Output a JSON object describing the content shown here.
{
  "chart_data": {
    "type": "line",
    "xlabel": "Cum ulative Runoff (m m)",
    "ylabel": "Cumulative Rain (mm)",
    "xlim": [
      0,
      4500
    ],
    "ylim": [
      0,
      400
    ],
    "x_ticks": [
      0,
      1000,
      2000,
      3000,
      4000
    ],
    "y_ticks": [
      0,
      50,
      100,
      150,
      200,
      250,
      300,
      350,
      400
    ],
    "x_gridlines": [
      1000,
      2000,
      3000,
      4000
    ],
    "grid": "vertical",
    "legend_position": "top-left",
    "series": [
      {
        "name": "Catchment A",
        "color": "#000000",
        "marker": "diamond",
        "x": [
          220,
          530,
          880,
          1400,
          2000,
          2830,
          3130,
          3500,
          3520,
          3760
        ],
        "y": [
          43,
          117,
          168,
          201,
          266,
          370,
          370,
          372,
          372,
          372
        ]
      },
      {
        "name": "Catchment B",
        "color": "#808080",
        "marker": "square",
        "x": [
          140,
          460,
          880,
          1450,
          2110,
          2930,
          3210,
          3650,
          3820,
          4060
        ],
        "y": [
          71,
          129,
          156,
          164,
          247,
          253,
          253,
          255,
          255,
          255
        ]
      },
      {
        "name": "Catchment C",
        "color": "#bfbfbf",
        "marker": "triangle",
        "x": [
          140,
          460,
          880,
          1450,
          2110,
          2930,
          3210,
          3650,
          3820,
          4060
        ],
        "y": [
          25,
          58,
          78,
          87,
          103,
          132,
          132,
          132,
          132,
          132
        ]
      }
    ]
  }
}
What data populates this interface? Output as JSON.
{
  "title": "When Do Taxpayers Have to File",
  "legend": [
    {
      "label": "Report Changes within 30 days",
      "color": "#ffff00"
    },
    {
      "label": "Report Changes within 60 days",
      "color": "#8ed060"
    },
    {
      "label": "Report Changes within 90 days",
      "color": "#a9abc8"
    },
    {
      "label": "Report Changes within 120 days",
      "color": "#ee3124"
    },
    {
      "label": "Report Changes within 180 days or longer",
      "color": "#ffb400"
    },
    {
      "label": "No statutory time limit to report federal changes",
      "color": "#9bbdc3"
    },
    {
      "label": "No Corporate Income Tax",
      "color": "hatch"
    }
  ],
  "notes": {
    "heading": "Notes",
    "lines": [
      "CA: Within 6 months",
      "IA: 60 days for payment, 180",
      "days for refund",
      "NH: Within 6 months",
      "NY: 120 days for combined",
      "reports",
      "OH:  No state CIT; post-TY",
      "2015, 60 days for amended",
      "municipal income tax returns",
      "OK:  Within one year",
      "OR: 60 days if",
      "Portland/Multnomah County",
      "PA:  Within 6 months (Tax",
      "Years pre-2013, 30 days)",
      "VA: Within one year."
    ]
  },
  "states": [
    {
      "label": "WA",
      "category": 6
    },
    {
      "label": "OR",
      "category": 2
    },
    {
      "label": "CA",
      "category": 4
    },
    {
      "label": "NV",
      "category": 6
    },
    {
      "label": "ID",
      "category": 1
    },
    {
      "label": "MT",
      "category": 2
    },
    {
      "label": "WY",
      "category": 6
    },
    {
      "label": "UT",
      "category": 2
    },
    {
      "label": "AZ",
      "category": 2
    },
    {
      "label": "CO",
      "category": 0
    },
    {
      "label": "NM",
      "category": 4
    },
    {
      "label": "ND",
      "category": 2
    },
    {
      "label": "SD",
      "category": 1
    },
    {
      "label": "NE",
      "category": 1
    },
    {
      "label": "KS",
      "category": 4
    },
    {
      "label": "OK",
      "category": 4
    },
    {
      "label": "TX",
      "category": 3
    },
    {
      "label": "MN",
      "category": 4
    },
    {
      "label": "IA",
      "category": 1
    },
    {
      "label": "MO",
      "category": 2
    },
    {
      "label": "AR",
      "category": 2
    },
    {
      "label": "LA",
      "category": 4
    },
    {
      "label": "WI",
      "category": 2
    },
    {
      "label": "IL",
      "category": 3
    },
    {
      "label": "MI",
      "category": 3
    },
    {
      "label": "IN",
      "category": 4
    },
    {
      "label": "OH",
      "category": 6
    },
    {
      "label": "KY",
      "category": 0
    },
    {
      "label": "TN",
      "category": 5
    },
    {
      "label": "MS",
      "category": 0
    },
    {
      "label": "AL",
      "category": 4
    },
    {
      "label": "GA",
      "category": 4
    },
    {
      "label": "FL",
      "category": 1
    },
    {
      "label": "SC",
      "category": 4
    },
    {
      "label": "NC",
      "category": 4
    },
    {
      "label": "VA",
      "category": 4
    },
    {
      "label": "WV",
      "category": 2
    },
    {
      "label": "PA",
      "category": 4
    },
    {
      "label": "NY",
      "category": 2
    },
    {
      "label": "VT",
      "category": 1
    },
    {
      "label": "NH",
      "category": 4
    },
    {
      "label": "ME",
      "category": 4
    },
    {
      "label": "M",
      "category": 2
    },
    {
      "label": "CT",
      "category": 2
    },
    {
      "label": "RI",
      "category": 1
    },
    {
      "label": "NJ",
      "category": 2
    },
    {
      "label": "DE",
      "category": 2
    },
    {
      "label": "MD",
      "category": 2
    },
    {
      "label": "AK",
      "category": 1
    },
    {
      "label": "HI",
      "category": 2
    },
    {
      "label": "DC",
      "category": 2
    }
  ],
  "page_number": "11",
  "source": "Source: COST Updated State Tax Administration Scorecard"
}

━━━━━━━━

_SHORT PROBLEM:_
Check the data for the word "Catchment" and pull out the lines that have it.

_RESULT FOR THIS TASK:_
        "name": "Catchment A",
        "name": "Catchment B",
        "name": "Catchment C",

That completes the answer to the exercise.